┌──

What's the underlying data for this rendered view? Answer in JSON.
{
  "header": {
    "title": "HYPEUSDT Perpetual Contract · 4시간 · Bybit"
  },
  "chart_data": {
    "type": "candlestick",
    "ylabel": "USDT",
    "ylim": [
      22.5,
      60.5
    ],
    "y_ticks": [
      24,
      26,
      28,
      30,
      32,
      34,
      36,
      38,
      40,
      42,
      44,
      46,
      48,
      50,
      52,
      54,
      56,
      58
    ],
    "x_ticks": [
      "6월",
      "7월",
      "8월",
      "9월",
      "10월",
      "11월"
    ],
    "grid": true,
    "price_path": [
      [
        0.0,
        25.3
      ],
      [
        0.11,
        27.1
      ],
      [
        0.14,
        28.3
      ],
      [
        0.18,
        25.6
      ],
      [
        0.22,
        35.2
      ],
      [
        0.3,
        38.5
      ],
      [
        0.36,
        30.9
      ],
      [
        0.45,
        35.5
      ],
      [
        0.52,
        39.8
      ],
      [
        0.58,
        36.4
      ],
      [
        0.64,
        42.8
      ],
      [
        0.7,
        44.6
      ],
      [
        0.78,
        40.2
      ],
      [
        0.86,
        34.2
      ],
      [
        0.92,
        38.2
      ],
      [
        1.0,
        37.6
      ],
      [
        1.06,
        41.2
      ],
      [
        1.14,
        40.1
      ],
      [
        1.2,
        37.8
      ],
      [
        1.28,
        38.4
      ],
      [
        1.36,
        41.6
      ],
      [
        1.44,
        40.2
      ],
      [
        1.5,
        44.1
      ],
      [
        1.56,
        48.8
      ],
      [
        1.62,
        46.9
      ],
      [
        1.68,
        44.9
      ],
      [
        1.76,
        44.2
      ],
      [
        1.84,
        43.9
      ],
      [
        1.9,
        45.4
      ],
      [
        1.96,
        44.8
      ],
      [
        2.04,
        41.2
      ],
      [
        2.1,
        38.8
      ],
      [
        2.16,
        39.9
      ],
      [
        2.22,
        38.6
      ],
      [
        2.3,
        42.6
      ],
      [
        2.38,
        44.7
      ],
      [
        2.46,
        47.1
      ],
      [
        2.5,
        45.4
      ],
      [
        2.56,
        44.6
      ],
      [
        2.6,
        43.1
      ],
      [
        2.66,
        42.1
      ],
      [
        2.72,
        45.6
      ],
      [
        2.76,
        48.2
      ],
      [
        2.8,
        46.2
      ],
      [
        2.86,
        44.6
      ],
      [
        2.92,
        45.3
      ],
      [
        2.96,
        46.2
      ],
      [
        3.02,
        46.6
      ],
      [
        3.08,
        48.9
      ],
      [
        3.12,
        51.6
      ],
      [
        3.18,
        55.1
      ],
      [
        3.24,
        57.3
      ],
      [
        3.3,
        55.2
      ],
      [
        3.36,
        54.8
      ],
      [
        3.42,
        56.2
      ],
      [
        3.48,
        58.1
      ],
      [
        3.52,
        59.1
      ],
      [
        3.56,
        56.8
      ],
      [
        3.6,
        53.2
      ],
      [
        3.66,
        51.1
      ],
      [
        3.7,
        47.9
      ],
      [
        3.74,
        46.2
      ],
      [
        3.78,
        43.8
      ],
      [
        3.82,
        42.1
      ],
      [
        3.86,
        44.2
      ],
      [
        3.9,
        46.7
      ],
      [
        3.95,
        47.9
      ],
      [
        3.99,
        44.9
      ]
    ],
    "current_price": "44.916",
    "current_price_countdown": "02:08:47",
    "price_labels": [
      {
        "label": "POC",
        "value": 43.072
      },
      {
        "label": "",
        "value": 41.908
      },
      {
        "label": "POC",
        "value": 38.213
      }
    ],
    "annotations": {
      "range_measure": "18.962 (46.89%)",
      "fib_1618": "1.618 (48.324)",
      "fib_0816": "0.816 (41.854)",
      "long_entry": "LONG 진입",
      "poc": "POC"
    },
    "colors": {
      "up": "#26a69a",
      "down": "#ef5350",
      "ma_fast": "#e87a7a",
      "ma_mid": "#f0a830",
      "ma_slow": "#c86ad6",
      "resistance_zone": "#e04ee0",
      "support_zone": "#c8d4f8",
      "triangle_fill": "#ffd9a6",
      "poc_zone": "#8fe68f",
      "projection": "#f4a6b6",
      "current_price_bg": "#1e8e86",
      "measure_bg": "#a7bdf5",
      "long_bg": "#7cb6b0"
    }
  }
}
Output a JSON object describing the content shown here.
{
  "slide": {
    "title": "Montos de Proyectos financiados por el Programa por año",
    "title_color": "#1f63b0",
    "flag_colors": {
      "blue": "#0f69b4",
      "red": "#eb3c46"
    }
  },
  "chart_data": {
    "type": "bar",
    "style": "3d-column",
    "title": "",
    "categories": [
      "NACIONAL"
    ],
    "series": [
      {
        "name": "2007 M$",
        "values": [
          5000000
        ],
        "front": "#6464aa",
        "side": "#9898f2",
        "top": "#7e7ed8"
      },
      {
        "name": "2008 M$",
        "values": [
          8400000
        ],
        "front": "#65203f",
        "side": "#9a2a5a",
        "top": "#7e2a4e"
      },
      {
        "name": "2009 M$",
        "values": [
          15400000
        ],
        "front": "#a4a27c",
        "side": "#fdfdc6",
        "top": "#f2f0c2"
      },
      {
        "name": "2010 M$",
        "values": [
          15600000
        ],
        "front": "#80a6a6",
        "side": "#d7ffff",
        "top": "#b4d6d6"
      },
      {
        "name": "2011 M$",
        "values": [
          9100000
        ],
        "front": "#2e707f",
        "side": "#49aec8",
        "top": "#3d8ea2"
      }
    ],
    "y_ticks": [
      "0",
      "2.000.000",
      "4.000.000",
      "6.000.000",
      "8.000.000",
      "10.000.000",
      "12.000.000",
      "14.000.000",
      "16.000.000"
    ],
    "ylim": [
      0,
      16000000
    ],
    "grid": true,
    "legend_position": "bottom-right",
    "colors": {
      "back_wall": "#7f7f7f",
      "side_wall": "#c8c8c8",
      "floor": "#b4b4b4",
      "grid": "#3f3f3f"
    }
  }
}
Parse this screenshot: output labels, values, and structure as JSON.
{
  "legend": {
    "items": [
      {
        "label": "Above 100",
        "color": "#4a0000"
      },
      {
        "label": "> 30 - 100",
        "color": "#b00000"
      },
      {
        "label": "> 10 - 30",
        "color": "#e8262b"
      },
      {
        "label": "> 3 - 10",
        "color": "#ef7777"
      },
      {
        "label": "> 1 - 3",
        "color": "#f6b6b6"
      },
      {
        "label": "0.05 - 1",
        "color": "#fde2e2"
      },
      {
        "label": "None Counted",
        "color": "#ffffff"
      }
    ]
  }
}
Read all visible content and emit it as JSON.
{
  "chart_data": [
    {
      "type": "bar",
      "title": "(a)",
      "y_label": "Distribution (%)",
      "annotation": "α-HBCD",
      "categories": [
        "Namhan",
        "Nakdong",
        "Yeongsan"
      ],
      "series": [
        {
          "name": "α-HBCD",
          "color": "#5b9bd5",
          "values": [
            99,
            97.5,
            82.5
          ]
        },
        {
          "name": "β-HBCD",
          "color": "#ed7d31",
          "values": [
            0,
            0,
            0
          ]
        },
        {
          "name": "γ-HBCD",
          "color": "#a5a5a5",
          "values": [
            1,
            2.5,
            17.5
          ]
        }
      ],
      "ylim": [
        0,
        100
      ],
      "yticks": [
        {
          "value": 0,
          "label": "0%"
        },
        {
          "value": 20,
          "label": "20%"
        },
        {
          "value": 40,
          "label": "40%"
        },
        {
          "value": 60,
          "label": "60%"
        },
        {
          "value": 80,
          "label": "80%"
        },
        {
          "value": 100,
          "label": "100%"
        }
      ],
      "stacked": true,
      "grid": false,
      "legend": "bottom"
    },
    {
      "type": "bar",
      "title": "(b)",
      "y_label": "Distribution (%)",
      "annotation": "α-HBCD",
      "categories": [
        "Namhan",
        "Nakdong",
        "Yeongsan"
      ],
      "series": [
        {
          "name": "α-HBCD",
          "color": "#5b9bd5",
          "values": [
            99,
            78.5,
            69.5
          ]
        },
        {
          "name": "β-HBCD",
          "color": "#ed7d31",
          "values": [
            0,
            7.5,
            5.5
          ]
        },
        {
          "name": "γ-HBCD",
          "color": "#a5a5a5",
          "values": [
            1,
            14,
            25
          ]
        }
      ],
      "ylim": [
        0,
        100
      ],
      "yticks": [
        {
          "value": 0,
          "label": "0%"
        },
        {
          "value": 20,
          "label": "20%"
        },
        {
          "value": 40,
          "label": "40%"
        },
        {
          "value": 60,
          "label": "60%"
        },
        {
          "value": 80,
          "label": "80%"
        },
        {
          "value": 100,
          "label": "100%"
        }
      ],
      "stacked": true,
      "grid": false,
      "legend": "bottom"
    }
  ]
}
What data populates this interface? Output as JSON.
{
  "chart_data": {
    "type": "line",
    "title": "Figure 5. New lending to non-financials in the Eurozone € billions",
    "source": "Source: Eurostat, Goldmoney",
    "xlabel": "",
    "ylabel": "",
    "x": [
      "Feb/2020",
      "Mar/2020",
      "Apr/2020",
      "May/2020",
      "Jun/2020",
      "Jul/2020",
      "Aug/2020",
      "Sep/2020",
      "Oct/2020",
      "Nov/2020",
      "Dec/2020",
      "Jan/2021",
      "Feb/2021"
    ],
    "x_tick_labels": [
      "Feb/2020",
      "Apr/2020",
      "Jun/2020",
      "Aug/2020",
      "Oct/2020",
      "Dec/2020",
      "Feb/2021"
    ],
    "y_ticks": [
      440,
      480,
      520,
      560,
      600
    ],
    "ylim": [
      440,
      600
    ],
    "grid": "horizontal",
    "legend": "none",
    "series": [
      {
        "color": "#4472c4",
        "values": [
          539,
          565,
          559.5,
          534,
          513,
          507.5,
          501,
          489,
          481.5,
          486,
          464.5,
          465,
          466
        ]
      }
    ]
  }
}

└──

### Exercise requirements
Every line in the data that holds "name" should be copied out.

### Exercise response
        "name": "2007 M$",
        "name": "2008 M$",
        "name": "2009 M$",
        "name": "2010 M$",
        "name": "2011 M$",
          "name": "α-HBCD",
          "name": "β-HBCD",
          "name": "γ-HBCD",
          "name": "α-HBCD",
          "name": "β-HBCD",
          "name": "γ-HBCD",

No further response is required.